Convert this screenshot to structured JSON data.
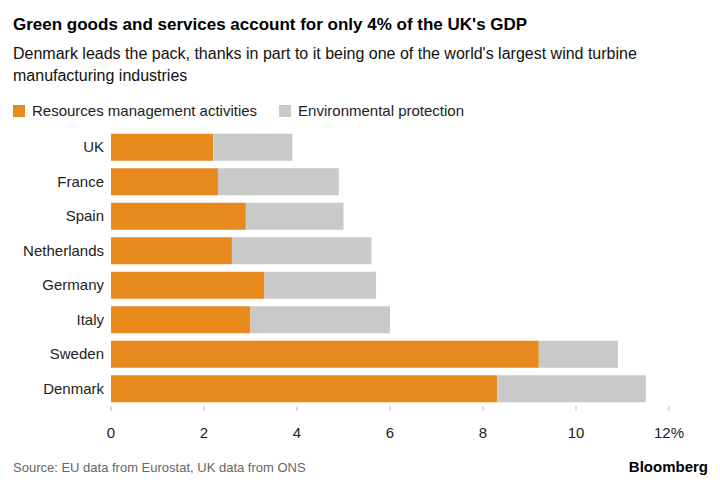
{
  "chart_data": {
    "type": "bar",
    "orientation": "horizontal",
    "stacked": true,
    "grid": false,
    "title": "Green goods and services account for only 4% of the UK's GDP",
    "subtitle": "Denmark leads the pack, thanks in part to it being one of the world's largest wind turbine manufacturing industries",
    "categories": [
      "UK",
      "France",
      "Spain",
      "Netherlands",
      "Germany",
      "Italy",
      "Sweden",
      "Denmark"
    ],
    "series": [
      {
        "name": "Resources management activities",
        "color": "#e8891d",
        "values": [
          2.2,
          2.3,
          2.9,
          2.6,
          3.3,
          3.0,
          9.2,
          8.3
        ]
      },
      {
        "name": "Environmental protection",
        "color": "#c9c9c9",
        "values": [
          1.7,
          2.6,
          2.1,
          3.0,
          2.4,
          3.0,
          1.7,
          3.2
        ]
      }
    ],
    "xlim": [
      0,
      12
    ],
    "xticks": [
      0,
      2,
      4,
      6,
      8,
      10,
      {
        "value": 12,
        "label": "12%"
      }
    ],
    "source": "Source: EU data from Eurostat, UK data from ONS",
    "credit": "Bloomberg"
  }
}
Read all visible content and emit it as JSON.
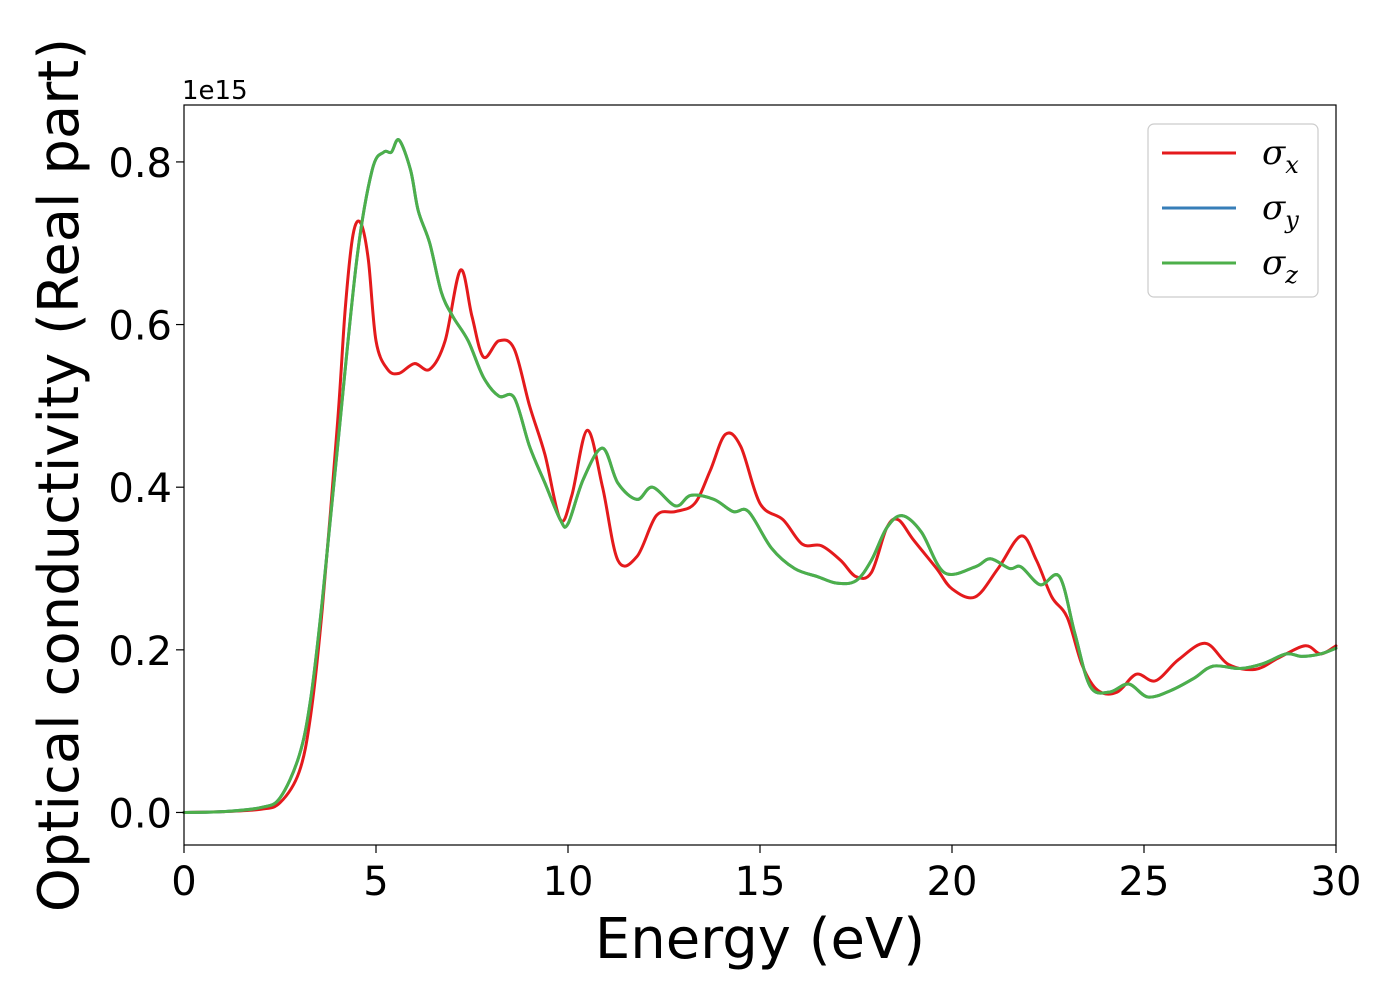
{
  "chart_data": {
    "type": "line",
    "xlabel": "Energy (eV)",
    "ylabel": "Optical conductivity (Real part)",
    "y_offset_text": "1e15",
    "xlim": [
      0,
      30
    ],
    "ylim": [
      -0.04,
      0.87
    ],
    "x_ticks": [
      0,
      5,
      10,
      15,
      20,
      25,
      30
    ],
    "x_tick_labels": [
      "0",
      "5",
      "10",
      "15",
      "20",
      "25",
      "30"
    ],
    "y_ticks": [
      0.0,
      0.2,
      0.4,
      0.6,
      0.8
    ],
    "y_tick_labels": [
      "0.0",
      "0.2",
      "0.4",
      "0.6",
      "0.8"
    ],
    "grid": false,
    "legend_position": "top-right",
    "series": [
      {
        "name": "σx",
        "symbol": "σ",
        "subscript": "x",
        "color": "#e41a1c",
        "points": [
          [
            0,
            0
          ],
          [
            1,
            0.001
          ],
          [
            2,
            0.004
          ],
          [
            2.5,
            0.012
          ],
          [
            3,
            0.05
          ],
          [
            3.3,
            0.12
          ],
          [
            3.6,
            0.25
          ],
          [
            4,
            0.48
          ],
          [
            4.2,
            0.62
          ],
          [
            4.4,
            0.71
          ],
          [
            4.6,
            0.725
          ],
          [
            4.8,
            0.68
          ],
          [
            5,
            0.58
          ],
          [
            5.3,
            0.545
          ],
          [
            5.6,
            0.54
          ],
          [
            6,
            0.552
          ],
          [
            6.4,
            0.545
          ],
          [
            6.8,
            0.58
          ],
          [
            7.2,
            0.667
          ],
          [
            7.5,
            0.61
          ],
          [
            7.8,
            0.56
          ],
          [
            8.2,
            0.58
          ],
          [
            8.6,
            0.57
          ],
          [
            9,
            0.5
          ],
          [
            9.4,
            0.44
          ],
          [
            9.8,
            0.36
          ],
          [
            10.1,
            0.39
          ],
          [
            10.5,
            0.47
          ],
          [
            10.9,
            0.4
          ],
          [
            11.3,
            0.31
          ],
          [
            11.8,
            0.315
          ],
          [
            12.3,
            0.365
          ],
          [
            12.8,
            0.37
          ],
          [
            13.3,
            0.38
          ],
          [
            13.7,
            0.42
          ],
          [
            14.1,
            0.465
          ],
          [
            14.5,
            0.45
          ],
          [
            15,
            0.38
          ],
          [
            15.6,
            0.36
          ],
          [
            16.1,
            0.33
          ],
          [
            16.6,
            0.328
          ],
          [
            17.1,
            0.31
          ],
          [
            17.5,
            0.29
          ],
          [
            17.9,
            0.295
          ],
          [
            18.3,
            0.35
          ],
          [
            18.6,
            0.36
          ],
          [
            19,
            0.335
          ],
          [
            19.6,
            0.3
          ],
          [
            20,
            0.275
          ],
          [
            20.6,
            0.265
          ],
          [
            21.2,
            0.3
          ],
          [
            21.8,
            0.34
          ],
          [
            22.2,
            0.31
          ],
          [
            22.6,
            0.265
          ],
          [
            23,
            0.24
          ],
          [
            23.4,
            0.18
          ],
          [
            23.8,
            0.15
          ],
          [
            24.3,
            0.148
          ],
          [
            24.8,
            0.17
          ],
          [
            25.3,
            0.162
          ],
          [
            25.9,
            0.188
          ],
          [
            26.6,
            0.208
          ],
          [
            27.2,
            0.182
          ],
          [
            27.9,
            0.176
          ],
          [
            28.5,
            0.19
          ],
          [
            29.2,
            0.205
          ],
          [
            29.6,
            0.195
          ],
          [
            30,
            0.205
          ]
        ]
      },
      {
        "name": "σy",
        "symbol": "σ",
        "subscript": "y",
        "color": "#377eb8",
        "points": [
          [
            0,
            0
          ],
          [
            1,
            0.001
          ],
          [
            2,
            0.006
          ],
          [
            2.5,
            0.018
          ],
          [
            3,
            0.07
          ],
          [
            3.3,
            0.14
          ],
          [
            3.6,
            0.26
          ],
          [
            4,
            0.45
          ],
          [
            4.5,
            0.68
          ],
          [
            4.9,
            0.79
          ],
          [
            5.2,
            0.812
          ],
          [
            5.4,
            0.812
          ],
          [
            5.6,
            0.827
          ],
          [
            5.9,
            0.79
          ],
          [
            6.1,
            0.74
          ],
          [
            6.4,
            0.7
          ],
          [
            6.7,
            0.64
          ],
          [
            7,
            0.61
          ],
          [
            7.4,
            0.58
          ],
          [
            7.8,
            0.535
          ],
          [
            8.2,
            0.512
          ],
          [
            8.6,
            0.51
          ],
          [
            9,
            0.45
          ],
          [
            9.4,
            0.405
          ],
          [
            9.8,
            0.36
          ],
          [
            10,
            0.355
          ],
          [
            10.4,
            0.41
          ],
          [
            10.9,
            0.448
          ],
          [
            11.3,
            0.405
          ],
          [
            11.8,
            0.385
          ],
          [
            12.2,
            0.4
          ],
          [
            12.8,
            0.377
          ],
          [
            13.2,
            0.39
          ],
          [
            13.8,
            0.385
          ],
          [
            14.3,
            0.37
          ],
          [
            14.7,
            0.37
          ],
          [
            15.3,
            0.325
          ],
          [
            15.9,
            0.3
          ],
          [
            16.5,
            0.29
          ],
          [
            17,
            0.282
          ],
          [
            17.5,
            0.285
          ],
          [
            17.9,
            0.31
          ],
          [
            18.3,
            0.35
          ],
          [
            18.7,
            0.365
          ],
          [
            19.2,
            0.345
          ],
          [
            19.8,
            0.295
          ],
          [
            20.6,
            0.302
          ],
          [
            21,
            0.312
          ],
          [
            21.5,
            0.3
          ],
          [
            21.8,
            0.302
          ],
          [
            22.3,
            0.28
          ],
          [
            22.8,
            0.29
          ],
          [
            23.2,
            0.22
          ],
          [
            23.6,
            0.155
          ],
          [
            24.1,
            0.148
          ],
          [
            24.6,
            0.158
          ],
          [
            25.1,
            0.142
          ],
          [
            25.7,
            0.15
          ],
          [
            26.3,
            0.165
          ],
          [
            26.8,
            0.18
          ],
          [
            27.5,
            0.177
          ],
          [
            28.1,
            0.183
          ],
          [
            28.7,
            0.195
          ],
          [
            29.1,
            0.192
          ],
          [
            29.6,
            0.195
          ],
          [
            30,
            0.202
          ]
        ]
      },
      {
        "name": "σz",
        "symbol": "σ",
        "subscript": "z",
        "color": "#4daf4a",
        "points": [
          [
            0,
            0
          ],
          [
            1,
            0.001
          ],
          [
            2,
            0.006
          ],
          [
            2.5,
            0.018
          ],
          [
            3,
            0.07
          ],
          [
            3.3,
            0.14
          ],
          [
            3.6,
            0.26
          ],
          [
            4,
            0.45
          ],
          [
            4.5,
            0.68
          ],
          [
            4.9,
            0.79
          ],
          [
            5.2,
            0.812
          ],
          [
            5.4,
            0.812
          ],
          [
            5.6,
            0.827
          ],
          [
            5.9,
            0.79
          ],
          [
            6.1,
            0.74
          ],
          [
            6.4,
            0.7
          ],
          [
            6.7,
            0.64
          ],
          [
            7,
            0.61
          ],
          [
            7.4,
            0.58
          ],
          [
            7.8,
            0.535
          ],
          [
            8.2,
            0.512
          ],
          [
            8.6,
            0.51
          ],
          [
            9,
            0.45
          ],
          [
            9.4,
            0.405
          ],
          [
            9.8,
            0.36
          ],
          [
            10,
            0.355
          ],
          [
            10.4,
            0.41
          ],
          [
            10.9,
            0.448
          ],
          [
            11.3,
            0.405
          ],
          [
            11.8,
            0.385
          ],
          [
            12.2,
            0.4
          ],
          [
            12.8,
            0.377
          ],
          [
            13.2,
            0.39
          ],
          [
            13.8,
            0.385
          ],
          [
            14.3,
            0.37
          ],
          [
            14.7,
            0.37
          ],
          [
            15.3,
            0.325
          ],
          [
            15.9,
            0.3
          ],
          [
            16.5,
            0.29
          ],
          [
            17,
            0.282
          ],
          [
            17.5,
            0.285
          ],
          [
            17.9,
            0.31
          ],
          [
            18.3,
            0.35
          ],
          [
            18.7,
            0.365
          ],
          [
            19.2,
            0.345
          ],
          [
            19.8,
            0.295
          ],
          [
            20.6,
            0.302
          ],
          [
            21,
            0.312
          ],
          [
            21.5,
            0.3
          ],
          [
            21.8,
            0.302
          ],
          [
            22.3,
            0.28
          ],
          [
            22.8,
            0.29
          ],
          [
            23.2,
            0.22
          ],
          [
            23.6,
            0.155
          ],
          [
            24.1,
            0.148
          ],
          [
            24.6,
            0.158
          ],
          [
            25.1,
            0.142
          ],
          [
            25.7,
            0.15
          ],
          [
            26.3,
            0.165
          ],
          [
            26.8,
            0.18
          ],
          [
            27.5,
            0.177
          ],
          [
            28.1,
            0.183
          ],
          [
            28.7,
            0.195
          ],
          [
            29.1,
            0.192
          ],
          [
            29.6,
            0.195
          ],
          [
            30,
            0.202
          ]
        ]
      }
    ]
  }
}
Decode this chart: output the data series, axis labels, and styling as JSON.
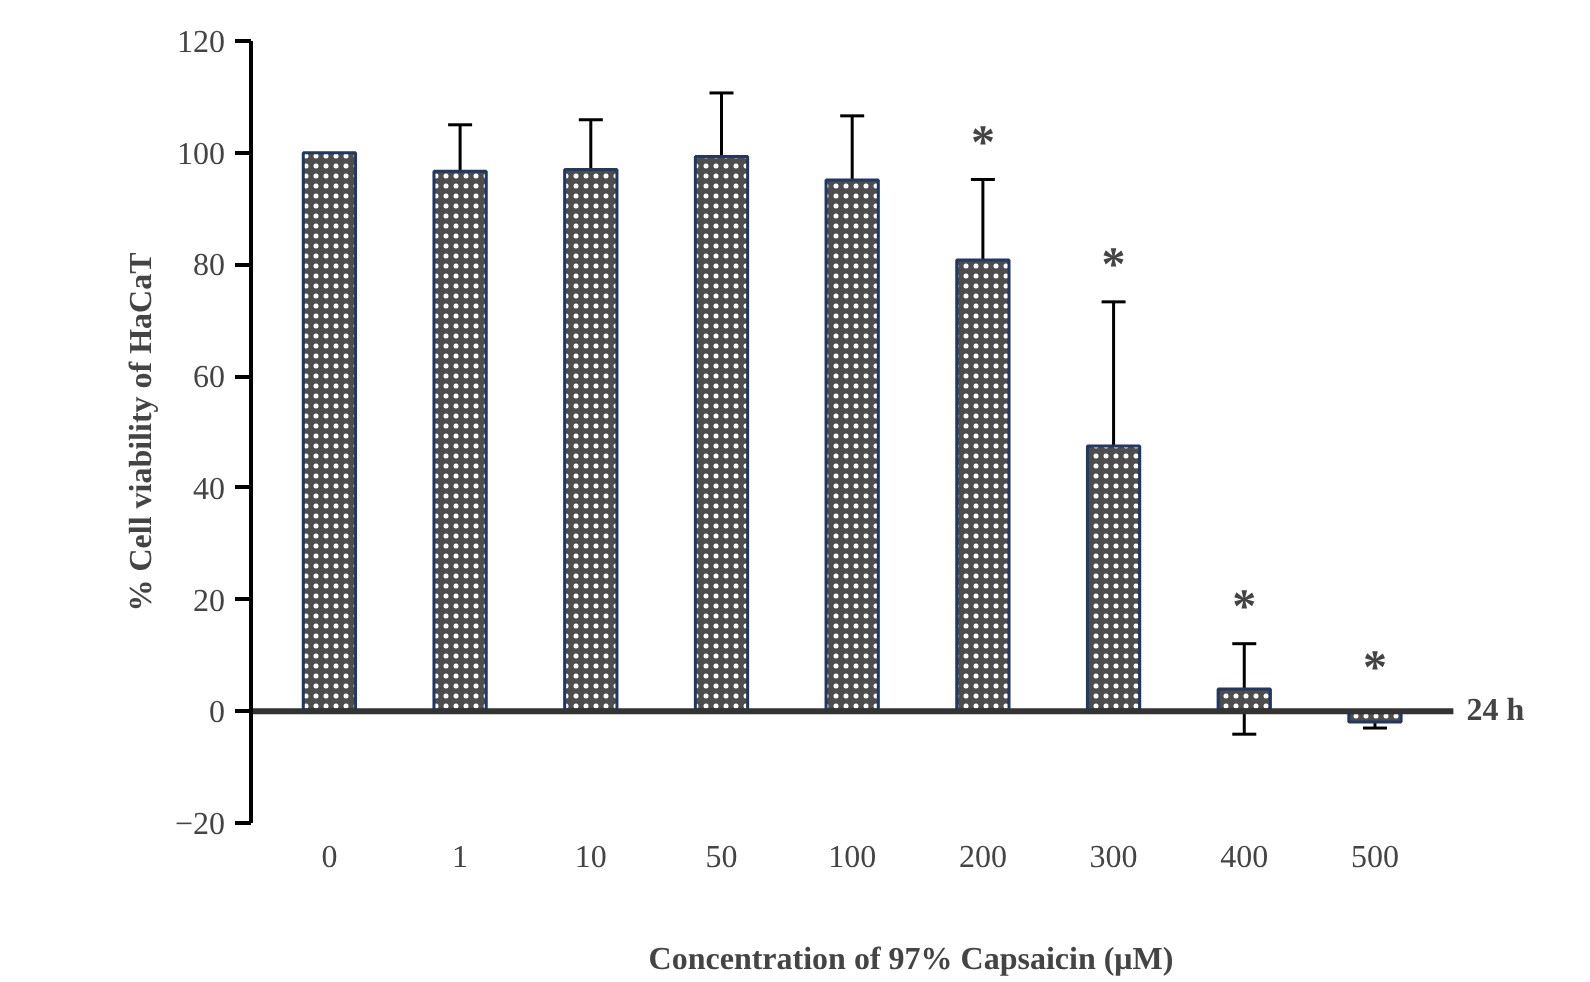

──────

Task: Look through the material above. Copy each line where the word "name" appears.

Response for this exercise:
        "name": "Resources management activities",
        "name": "Environmental protection",
        "name": "σx",
        "name": "σy",
        "name": "σz",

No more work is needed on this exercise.